Collected data entries ->
..............................

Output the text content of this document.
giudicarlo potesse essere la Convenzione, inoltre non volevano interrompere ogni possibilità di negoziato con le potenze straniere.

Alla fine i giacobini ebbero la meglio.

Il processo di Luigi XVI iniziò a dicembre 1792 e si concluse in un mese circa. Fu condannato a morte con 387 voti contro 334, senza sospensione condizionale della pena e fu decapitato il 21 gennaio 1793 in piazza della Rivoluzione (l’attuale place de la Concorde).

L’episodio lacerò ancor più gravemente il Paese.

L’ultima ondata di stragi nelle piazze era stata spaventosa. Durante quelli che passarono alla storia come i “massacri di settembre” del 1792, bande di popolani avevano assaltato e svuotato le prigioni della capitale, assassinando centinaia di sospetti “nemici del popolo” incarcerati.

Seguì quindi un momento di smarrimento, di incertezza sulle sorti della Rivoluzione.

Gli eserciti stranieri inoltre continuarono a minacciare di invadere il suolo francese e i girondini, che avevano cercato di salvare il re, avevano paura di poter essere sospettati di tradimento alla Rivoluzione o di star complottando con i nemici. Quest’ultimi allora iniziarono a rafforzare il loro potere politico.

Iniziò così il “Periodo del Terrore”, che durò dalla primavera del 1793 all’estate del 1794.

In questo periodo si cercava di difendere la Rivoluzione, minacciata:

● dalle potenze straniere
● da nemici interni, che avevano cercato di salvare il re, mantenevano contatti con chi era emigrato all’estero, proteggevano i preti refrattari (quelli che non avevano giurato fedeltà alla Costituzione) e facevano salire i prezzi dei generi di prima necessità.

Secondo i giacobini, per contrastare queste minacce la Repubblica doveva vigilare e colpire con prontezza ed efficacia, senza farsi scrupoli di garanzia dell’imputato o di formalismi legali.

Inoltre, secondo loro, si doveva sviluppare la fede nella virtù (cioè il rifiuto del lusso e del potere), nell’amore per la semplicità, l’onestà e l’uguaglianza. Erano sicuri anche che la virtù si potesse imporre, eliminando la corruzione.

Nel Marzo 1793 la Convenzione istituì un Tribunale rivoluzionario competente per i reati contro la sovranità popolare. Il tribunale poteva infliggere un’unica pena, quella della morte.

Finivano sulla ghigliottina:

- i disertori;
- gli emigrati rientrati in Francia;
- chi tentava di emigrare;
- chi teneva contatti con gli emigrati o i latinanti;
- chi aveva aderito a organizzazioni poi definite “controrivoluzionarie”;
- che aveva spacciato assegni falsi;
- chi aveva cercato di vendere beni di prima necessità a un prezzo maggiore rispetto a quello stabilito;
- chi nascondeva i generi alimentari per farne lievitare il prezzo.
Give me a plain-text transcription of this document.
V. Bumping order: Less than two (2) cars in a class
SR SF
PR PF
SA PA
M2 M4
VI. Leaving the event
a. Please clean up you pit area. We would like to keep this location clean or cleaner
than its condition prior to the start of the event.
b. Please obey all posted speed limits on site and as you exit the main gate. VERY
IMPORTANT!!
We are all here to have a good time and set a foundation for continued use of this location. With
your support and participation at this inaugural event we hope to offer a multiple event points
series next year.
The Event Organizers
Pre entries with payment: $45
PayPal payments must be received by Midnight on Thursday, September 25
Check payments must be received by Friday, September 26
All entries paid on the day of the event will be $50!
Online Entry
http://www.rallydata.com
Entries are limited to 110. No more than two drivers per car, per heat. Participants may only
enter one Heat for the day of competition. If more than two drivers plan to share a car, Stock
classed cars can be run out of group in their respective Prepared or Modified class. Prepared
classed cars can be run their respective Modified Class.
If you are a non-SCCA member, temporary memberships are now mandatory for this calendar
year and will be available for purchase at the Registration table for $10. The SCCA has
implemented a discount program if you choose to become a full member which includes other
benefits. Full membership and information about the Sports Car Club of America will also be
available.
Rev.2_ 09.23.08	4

..............................

Copy out all lines above that include the string "location".

a. Please clean up you pit area. We would like to keep this location clean or cleaner
We are all here to have a good time and set a foundation for continued use of this location. With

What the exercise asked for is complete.